### GIVEN RECORDS

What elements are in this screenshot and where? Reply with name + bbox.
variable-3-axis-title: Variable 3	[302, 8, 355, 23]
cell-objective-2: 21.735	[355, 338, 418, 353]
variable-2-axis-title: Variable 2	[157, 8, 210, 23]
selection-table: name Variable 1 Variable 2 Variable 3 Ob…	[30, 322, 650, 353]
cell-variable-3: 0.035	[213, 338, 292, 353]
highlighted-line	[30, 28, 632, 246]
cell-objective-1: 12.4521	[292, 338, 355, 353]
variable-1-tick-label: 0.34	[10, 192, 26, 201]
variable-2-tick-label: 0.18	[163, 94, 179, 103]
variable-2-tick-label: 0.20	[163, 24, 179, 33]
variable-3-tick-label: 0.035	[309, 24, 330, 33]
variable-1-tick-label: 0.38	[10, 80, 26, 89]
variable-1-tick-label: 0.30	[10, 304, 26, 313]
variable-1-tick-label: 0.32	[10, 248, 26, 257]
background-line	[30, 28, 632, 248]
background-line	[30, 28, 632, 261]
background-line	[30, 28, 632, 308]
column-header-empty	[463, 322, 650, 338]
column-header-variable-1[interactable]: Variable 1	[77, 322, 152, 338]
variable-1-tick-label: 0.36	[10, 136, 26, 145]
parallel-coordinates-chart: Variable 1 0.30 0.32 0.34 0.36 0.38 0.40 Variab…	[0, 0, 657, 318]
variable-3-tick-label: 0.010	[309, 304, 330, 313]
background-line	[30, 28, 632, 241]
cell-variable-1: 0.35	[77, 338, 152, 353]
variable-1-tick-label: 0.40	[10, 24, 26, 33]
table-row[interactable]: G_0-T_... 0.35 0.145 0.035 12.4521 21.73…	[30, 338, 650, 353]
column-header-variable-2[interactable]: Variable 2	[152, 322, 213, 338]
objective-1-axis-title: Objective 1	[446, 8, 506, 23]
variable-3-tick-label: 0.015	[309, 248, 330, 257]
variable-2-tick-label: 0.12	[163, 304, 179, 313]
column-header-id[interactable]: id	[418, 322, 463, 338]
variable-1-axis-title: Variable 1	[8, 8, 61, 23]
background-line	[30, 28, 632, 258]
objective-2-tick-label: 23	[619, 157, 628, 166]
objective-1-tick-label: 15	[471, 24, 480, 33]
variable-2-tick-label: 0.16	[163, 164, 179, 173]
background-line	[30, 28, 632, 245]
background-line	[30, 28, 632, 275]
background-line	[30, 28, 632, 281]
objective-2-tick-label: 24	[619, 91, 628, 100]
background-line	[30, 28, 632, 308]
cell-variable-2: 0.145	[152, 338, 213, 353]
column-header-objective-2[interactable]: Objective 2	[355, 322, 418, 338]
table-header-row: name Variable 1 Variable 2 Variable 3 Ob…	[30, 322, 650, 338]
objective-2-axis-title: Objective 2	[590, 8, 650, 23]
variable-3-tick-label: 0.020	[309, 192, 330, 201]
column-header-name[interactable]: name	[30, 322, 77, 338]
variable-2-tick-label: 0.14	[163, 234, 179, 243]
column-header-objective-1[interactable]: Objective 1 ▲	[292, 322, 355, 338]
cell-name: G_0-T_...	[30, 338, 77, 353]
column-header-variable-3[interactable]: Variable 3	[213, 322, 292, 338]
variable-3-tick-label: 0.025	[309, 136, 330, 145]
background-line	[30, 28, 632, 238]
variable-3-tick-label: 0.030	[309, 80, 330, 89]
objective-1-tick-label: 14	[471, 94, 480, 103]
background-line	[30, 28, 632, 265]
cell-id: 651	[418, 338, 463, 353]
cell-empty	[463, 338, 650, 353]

...

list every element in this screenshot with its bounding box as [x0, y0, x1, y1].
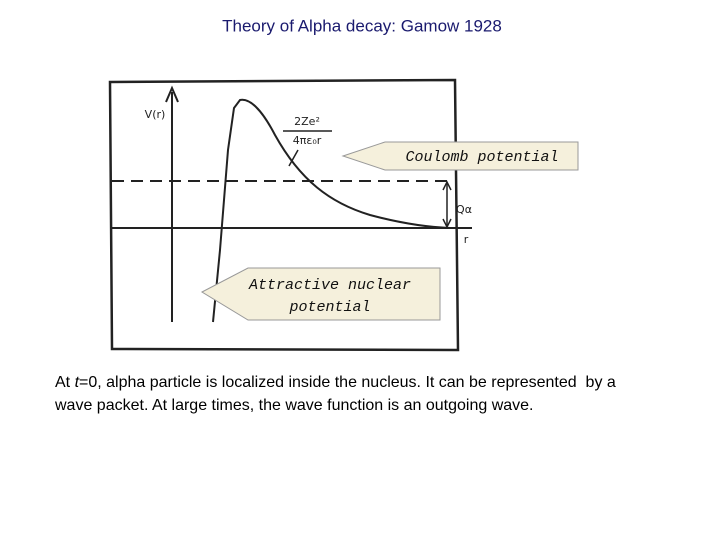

### PROBLEM TO SOLVE
Rewrite the data lines starting at the line containing "What elements are" and ending after the line containing "8, 506, 23]", replacing "background-line" with "grid-line" and leaving everything else the same.

### EXPECTED ANSWER
What elements are in this screenshot and where? Reply with name + bbox.
variable-3-axis-title: Variable 3	[302, 8, 355, 23]
cell-objective-2: 21.735	[355, 338, 418, 353]
variable-2-axis-title: Variable 2	[157, 8, 210, 23]
selection-table: name Variable 1 Variable 2 Variable 3 Ob…	[30, 322, 650, 353]
cell-variable-3: 0.035	[213, 338, 292, 353]
highlighted-line	[30, 28, 632, 246]
cell-objective-1: 12.4521	[292, 338, 355, 353]
variable-1-tick-label: 0.34	[10, 192, 26, 201]
variable-2-tick-label: 0.18	[163, 94, 179, 103]
variable-2-tick-label: 0.20	[163, 24, 179, 33]
variable-3-tick-label: 0.035	[309, 24, 330, 33]
variable-1-tick-label: 0.38	[10, 80, 26, 89]
variable-1-tick-label: 0.30	[10, 304, 26, 313]
variable-1-tick-label: 0.32	[10, 248, 26, 257]
grid-line	[30, 28, 632, 248]
grid-line	[30, 28, 632, 261]
grid-line	[30, 28, 632, 308]
column-header-empty	[463, 322, 650, 338]
column-header-variable-1[interactable]: Variable 1	[77, 322, 152, 338]
variable-1-tick-label: 0.36	[10, 136, 26, 145]
parallel-coordinates-chart: Variable 1 0.30 0.32 0.34 0.36 0.38 0.40 Variab…	[0, 0, 657, 318]
variable-3-tick-label: 0.010	[309, 304, 330, 313]
grid-line	[30, 28, 632, 241]
cell-variable-1: 0.35	[77, 338, 152, 353]
variable-1-tick-label: 0.40	[10, 24, 26, 33]
table-row[interactable]: G_0-T_... 0.35 0.145 0.035 12.4521 21.73…	[30, 338, 650, 353]
column-header-variable-2[interactable]: Variable 2	[152, 322, 213, 338]
objective-1-axis-title: Objective 1	[446, 8, 506, 23]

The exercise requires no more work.